→ RECORD SET
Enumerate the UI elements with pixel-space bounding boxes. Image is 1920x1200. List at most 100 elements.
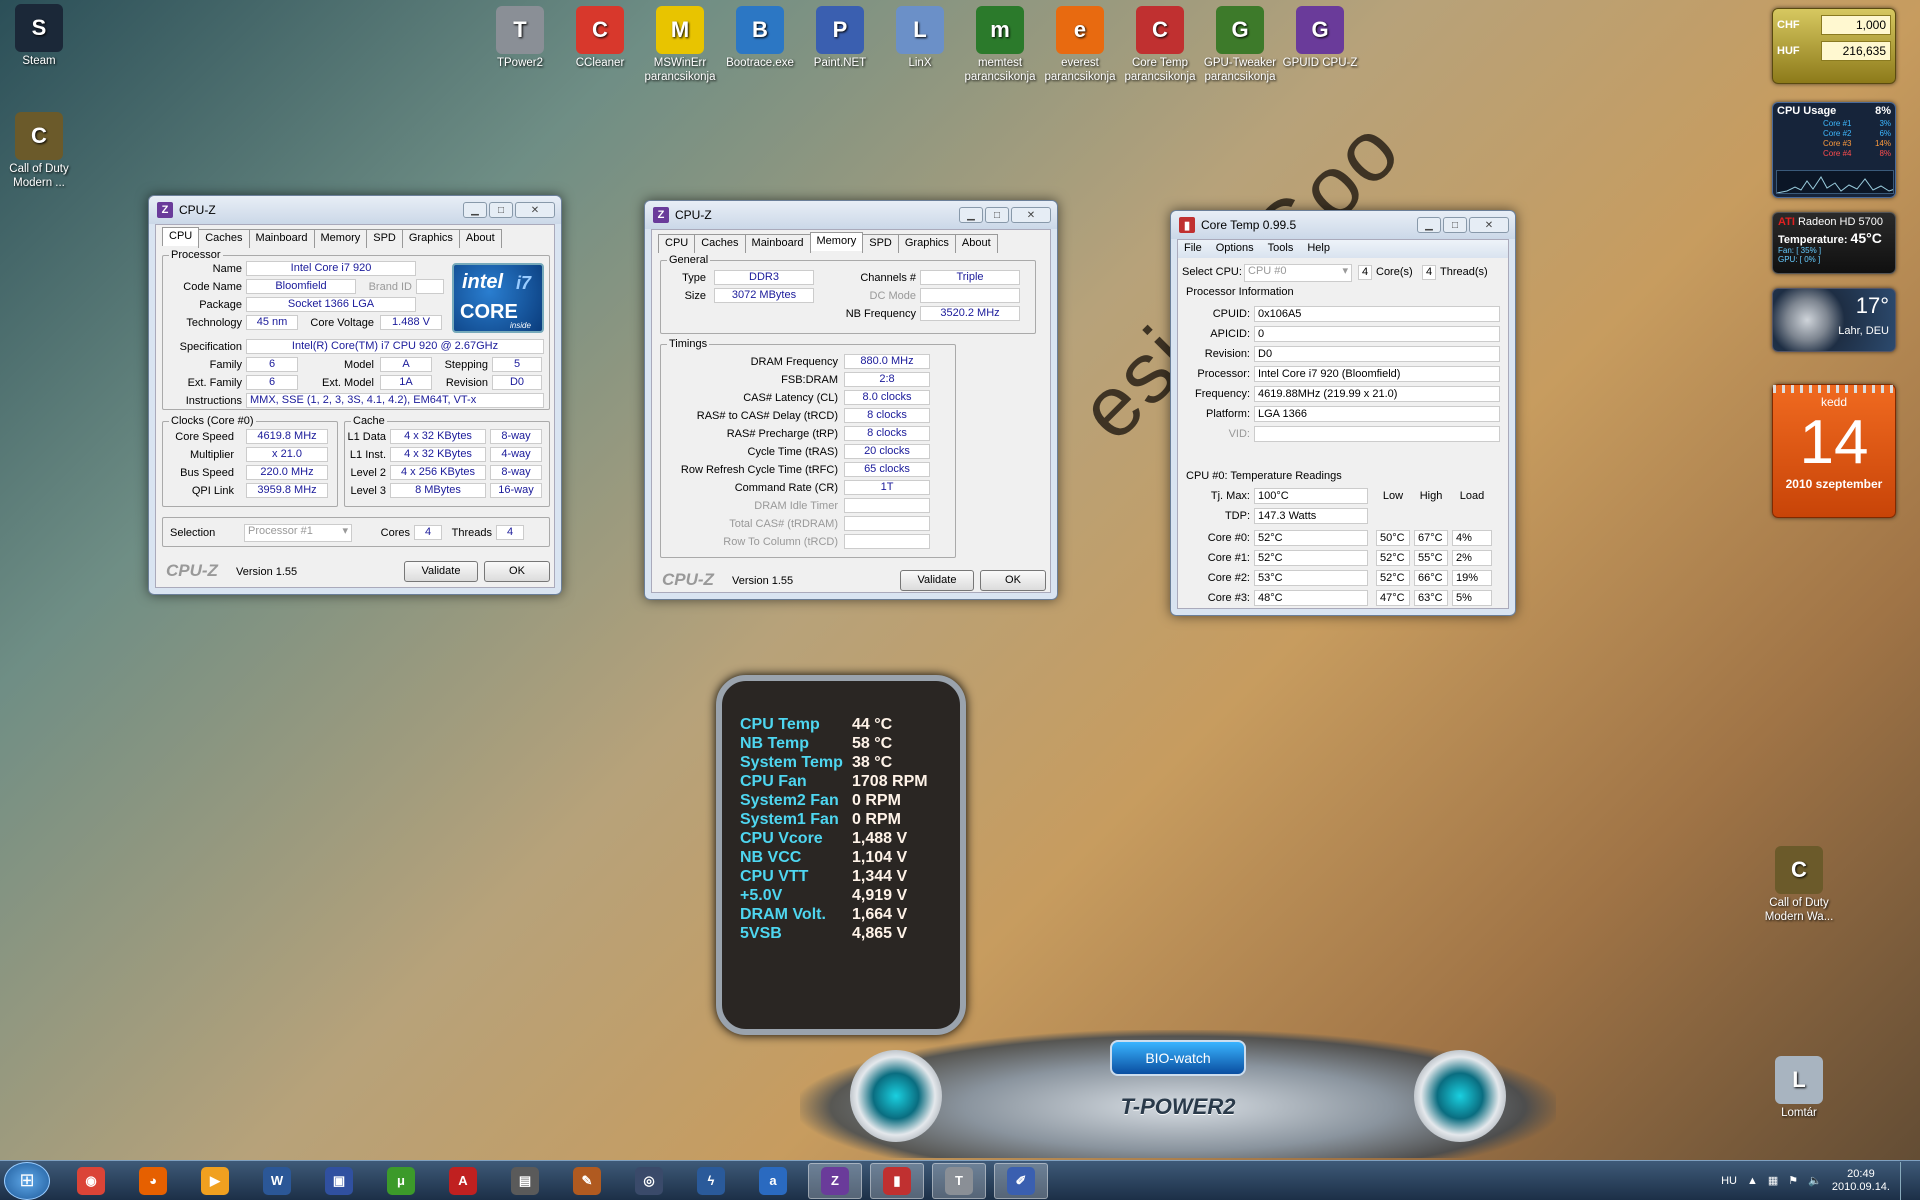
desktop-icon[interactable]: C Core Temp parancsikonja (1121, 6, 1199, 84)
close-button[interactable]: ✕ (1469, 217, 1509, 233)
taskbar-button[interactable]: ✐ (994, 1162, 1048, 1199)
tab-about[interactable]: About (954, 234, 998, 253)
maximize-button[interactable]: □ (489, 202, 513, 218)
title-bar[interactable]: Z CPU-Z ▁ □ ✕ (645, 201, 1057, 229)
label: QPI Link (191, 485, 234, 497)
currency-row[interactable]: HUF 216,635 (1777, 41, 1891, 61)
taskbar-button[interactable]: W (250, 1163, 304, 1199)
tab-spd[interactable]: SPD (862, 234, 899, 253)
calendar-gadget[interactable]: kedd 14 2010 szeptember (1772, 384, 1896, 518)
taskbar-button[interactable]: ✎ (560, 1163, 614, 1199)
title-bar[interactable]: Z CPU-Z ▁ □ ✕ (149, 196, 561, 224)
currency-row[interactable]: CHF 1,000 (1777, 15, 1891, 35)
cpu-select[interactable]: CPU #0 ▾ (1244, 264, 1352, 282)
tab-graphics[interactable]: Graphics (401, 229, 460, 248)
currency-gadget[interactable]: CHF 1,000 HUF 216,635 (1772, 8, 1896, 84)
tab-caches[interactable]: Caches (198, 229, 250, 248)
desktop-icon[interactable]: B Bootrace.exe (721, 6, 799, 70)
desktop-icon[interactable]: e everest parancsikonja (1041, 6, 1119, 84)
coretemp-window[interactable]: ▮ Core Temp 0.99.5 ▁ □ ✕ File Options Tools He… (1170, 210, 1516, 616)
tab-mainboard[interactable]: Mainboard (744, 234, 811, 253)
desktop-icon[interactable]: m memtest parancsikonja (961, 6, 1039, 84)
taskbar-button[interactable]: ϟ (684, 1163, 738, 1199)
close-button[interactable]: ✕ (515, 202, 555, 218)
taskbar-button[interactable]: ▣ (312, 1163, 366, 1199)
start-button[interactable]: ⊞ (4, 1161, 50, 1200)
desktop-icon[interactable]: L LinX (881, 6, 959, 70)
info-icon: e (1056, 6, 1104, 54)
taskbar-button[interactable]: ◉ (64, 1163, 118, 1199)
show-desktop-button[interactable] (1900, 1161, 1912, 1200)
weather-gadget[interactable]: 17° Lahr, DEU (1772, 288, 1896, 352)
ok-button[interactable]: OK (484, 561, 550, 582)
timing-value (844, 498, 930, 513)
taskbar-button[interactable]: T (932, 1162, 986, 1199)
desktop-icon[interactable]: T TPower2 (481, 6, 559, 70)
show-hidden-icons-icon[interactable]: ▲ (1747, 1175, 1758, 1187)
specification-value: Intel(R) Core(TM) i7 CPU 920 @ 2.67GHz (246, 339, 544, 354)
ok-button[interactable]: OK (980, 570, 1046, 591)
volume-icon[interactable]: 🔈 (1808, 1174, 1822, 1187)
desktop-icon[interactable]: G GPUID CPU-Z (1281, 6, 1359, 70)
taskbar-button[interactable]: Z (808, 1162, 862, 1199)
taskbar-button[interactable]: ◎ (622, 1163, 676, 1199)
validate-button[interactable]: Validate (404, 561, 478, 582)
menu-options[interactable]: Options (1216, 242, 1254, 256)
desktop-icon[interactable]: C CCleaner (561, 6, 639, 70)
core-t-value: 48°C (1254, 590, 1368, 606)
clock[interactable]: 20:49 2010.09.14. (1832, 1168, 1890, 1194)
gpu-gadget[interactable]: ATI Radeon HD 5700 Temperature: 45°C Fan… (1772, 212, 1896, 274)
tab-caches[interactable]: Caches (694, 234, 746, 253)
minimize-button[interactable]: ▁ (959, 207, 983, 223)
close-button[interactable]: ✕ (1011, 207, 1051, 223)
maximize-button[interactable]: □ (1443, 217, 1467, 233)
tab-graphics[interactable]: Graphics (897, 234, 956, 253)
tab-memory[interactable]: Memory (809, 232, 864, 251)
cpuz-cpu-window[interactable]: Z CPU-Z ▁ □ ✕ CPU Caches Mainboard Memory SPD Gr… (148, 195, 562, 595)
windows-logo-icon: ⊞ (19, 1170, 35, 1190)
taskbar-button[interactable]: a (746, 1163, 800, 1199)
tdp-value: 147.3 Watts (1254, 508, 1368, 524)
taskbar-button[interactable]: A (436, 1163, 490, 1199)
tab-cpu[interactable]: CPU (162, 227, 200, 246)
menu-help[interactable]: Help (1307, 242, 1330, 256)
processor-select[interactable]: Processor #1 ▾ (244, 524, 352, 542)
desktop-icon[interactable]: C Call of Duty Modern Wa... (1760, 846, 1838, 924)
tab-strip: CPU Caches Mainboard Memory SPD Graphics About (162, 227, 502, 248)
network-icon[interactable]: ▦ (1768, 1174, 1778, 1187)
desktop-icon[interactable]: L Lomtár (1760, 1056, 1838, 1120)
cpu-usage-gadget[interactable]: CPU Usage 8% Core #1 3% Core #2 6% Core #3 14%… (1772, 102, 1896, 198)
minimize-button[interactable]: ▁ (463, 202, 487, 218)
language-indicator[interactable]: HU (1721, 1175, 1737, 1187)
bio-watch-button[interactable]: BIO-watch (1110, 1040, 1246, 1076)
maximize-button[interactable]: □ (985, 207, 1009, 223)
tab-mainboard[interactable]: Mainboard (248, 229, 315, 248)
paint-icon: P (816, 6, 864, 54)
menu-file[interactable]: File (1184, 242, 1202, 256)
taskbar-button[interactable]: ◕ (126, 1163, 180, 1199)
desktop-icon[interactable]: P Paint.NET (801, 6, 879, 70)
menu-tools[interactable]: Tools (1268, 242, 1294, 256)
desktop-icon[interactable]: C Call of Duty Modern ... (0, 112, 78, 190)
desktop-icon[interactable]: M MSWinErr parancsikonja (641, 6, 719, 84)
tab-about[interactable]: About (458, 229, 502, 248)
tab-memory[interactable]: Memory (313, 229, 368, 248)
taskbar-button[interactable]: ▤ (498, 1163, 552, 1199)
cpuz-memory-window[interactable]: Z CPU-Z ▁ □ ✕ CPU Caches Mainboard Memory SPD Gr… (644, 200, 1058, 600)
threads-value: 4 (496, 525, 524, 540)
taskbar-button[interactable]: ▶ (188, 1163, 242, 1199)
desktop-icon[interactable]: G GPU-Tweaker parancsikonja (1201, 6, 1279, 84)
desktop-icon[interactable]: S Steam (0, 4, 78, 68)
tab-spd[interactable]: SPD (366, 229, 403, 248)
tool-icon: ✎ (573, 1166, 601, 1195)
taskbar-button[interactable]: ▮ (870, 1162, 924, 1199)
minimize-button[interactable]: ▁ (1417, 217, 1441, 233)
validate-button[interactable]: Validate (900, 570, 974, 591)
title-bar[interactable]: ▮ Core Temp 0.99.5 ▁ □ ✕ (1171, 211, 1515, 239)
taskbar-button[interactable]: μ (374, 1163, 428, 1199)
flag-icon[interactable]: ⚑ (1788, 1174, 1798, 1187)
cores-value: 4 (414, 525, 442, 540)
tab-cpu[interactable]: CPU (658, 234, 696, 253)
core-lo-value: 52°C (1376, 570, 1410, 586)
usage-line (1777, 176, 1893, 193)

...

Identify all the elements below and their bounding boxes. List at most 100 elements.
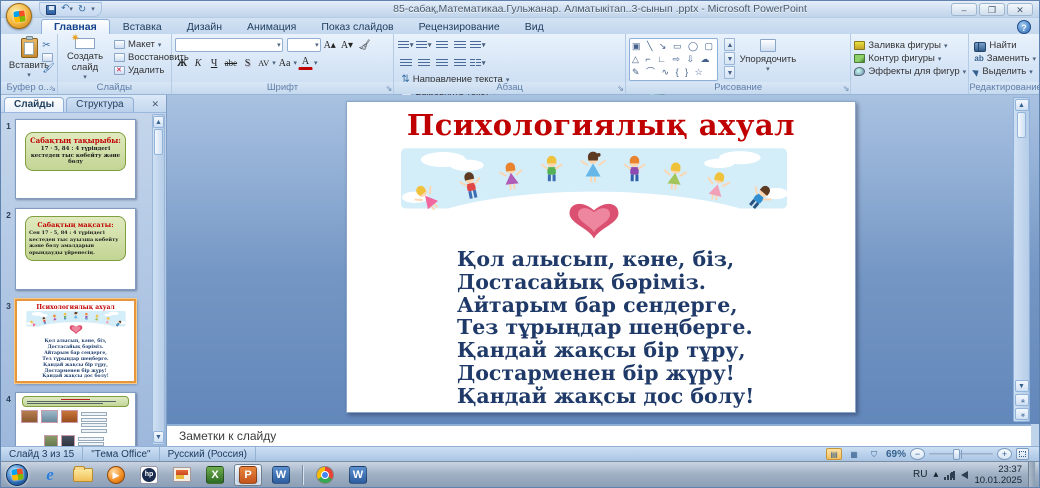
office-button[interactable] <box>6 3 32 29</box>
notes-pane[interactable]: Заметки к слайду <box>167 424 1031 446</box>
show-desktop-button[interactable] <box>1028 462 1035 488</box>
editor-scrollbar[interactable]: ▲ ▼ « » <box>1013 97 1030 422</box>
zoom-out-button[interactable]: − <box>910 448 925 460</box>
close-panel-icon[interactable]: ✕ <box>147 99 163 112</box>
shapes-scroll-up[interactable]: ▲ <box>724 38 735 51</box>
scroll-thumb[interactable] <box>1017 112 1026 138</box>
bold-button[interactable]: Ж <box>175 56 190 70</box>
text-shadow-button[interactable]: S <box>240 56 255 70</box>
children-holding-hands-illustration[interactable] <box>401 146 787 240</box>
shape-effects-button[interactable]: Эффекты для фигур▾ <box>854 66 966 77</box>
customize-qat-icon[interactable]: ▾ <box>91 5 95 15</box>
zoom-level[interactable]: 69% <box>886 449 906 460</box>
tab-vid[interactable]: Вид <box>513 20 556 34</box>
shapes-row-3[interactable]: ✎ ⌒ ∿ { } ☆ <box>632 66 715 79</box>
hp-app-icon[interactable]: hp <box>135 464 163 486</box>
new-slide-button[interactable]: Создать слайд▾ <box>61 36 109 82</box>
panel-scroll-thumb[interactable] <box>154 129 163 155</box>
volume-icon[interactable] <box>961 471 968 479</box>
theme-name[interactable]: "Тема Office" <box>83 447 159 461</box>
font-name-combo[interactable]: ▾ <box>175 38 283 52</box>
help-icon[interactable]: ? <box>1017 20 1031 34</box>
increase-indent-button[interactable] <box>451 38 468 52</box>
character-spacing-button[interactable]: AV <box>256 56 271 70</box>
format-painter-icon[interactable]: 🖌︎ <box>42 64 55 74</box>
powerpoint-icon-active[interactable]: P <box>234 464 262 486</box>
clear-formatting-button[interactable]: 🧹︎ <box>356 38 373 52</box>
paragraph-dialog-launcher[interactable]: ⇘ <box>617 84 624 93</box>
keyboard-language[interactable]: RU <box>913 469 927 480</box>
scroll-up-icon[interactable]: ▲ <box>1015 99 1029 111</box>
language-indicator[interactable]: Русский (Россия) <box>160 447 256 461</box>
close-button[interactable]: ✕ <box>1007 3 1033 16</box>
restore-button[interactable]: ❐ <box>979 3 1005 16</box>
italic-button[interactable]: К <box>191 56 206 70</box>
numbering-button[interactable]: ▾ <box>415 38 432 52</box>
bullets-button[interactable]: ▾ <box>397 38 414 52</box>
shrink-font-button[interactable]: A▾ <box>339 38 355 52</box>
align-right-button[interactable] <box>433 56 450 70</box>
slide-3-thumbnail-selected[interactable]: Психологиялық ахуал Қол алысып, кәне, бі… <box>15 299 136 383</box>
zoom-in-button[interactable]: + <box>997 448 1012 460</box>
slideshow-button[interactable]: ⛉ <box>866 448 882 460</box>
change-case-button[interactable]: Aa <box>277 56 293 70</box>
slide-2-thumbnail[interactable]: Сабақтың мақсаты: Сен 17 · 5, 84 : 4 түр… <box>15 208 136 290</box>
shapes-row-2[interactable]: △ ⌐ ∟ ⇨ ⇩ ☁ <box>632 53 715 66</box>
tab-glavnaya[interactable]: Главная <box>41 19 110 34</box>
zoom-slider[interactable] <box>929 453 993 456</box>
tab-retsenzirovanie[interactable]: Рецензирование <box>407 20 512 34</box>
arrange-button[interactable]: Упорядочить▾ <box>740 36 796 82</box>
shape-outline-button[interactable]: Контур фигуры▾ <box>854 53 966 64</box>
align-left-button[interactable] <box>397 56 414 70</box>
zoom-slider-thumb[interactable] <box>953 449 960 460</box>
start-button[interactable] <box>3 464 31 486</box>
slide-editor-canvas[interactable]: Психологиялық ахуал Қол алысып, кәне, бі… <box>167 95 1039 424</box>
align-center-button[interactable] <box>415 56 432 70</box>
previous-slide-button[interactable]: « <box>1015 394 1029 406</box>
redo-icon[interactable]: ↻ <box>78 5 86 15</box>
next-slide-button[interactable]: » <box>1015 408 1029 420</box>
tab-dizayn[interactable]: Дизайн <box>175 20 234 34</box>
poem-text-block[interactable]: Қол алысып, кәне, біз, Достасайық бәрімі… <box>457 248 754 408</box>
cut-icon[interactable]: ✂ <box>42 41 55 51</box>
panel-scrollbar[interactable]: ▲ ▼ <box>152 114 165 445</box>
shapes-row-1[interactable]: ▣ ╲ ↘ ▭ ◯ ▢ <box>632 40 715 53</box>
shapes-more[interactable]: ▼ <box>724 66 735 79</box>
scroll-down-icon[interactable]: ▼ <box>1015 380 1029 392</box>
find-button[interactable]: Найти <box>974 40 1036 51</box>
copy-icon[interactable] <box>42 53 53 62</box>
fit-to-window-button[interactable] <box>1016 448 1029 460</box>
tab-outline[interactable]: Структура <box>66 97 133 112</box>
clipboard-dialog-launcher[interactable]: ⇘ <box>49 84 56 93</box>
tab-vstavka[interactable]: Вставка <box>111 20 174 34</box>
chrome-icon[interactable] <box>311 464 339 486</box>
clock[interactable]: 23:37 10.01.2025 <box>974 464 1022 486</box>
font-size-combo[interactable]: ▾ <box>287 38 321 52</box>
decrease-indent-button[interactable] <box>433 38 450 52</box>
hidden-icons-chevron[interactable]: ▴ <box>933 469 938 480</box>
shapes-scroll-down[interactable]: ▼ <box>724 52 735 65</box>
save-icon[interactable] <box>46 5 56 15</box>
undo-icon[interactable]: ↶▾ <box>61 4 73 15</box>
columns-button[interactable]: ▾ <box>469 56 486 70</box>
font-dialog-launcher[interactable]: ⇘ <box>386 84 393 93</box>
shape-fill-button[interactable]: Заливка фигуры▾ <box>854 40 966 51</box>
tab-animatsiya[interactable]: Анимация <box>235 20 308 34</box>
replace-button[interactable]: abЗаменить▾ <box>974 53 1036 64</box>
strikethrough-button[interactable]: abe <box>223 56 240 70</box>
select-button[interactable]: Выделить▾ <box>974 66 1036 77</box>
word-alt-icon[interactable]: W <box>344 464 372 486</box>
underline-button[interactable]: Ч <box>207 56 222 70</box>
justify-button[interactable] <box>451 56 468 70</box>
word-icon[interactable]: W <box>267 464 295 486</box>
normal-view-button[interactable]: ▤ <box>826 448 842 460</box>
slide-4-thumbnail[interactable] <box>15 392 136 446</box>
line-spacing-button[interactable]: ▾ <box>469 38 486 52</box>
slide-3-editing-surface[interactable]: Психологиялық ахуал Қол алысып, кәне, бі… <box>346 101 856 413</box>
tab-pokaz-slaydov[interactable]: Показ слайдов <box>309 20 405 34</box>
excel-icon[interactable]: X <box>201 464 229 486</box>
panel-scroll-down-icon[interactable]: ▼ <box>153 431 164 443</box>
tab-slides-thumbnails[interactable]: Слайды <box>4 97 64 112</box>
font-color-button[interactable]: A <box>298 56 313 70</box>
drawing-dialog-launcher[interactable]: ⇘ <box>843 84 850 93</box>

---

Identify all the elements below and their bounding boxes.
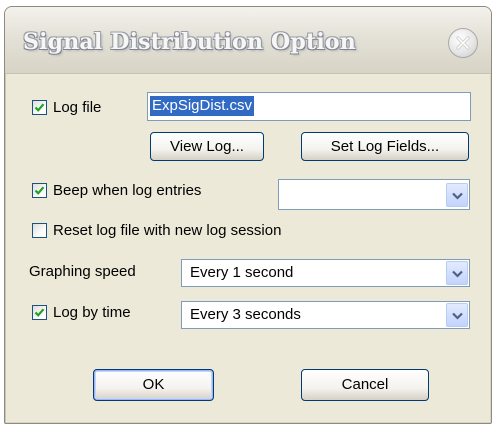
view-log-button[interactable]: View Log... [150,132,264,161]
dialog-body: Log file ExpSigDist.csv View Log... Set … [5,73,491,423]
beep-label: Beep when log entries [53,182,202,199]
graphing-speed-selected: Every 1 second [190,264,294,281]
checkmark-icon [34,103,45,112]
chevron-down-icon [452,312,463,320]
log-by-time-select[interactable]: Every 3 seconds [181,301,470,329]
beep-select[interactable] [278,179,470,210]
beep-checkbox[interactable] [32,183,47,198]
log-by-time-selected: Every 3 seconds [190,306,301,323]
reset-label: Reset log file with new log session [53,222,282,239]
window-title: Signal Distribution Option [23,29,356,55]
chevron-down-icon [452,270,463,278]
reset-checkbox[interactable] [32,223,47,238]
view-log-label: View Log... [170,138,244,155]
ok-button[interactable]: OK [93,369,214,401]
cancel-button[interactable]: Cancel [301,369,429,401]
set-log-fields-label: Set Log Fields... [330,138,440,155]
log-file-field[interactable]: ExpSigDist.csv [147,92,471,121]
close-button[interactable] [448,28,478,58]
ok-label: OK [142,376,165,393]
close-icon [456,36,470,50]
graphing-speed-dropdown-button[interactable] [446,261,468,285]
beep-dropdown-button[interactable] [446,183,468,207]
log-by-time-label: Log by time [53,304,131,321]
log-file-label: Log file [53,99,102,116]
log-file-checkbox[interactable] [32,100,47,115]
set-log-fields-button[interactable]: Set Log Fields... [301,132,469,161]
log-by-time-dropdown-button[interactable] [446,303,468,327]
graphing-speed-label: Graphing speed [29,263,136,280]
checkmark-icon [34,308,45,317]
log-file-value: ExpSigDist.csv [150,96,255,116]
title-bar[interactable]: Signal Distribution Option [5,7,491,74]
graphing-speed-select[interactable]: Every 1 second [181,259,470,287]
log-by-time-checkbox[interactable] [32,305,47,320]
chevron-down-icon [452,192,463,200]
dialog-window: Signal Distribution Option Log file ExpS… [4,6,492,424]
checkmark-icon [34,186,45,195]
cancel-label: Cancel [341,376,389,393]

→ YOUR OBJECTIVE
Rewrite the items starting at the line that has "view-log-button[interactable]: View Log..." and ending after the line that has "close-icon [456,36,470,50]", with "chevron-down-icon" replaced by "caret-down-icon" and nothing else altered.

→ WORKED ANSWER
view-log-button[interactable]: View Log... [150,132,264,161]
dialog-body: Log file ExpSigDist.csv View Log... Set … [5,73,491,423]
beep-label: Beep when log entries [53,182,202,199]
graphing-speed-selected: Every 1 second [190,264,294,281]
checkmark-icon [34,103,45,112]
caret-down-icon [452,312,463,320]
log-by-time-select[interactable]: Every 3 seconds [181,301,470,329]
beep-select[interactable] [278,179,470,210]
beep-checkbox[interactable] [32,183,47,198]
log-by-time-selected: Every 3 seconds [190,306,301,323]
reset-label: Reset log file with new log session [53,222,282,239]
window-title: Signal Distribution Option [23,29,356,55]
caret-down-icon [452,270,463,278]
reset-checkbox[interactable] [32,223,47,238]
view-log-label: View Log... [170,138,244,155]
ok-button[interactable]: OK [93,369,214,401]
cancel-button[interactable]: Cancel [301,369,429,401]
set-log-fields-label: Set Log Fields... [330,138,440,155]
log-file-field[interactable]: ExpSigDist.csv [147,92,471,121]
close-button[interactable] [448,28,478,58]
ok-label: OK [142,376,165,393]
close-icon [456,36,470,50]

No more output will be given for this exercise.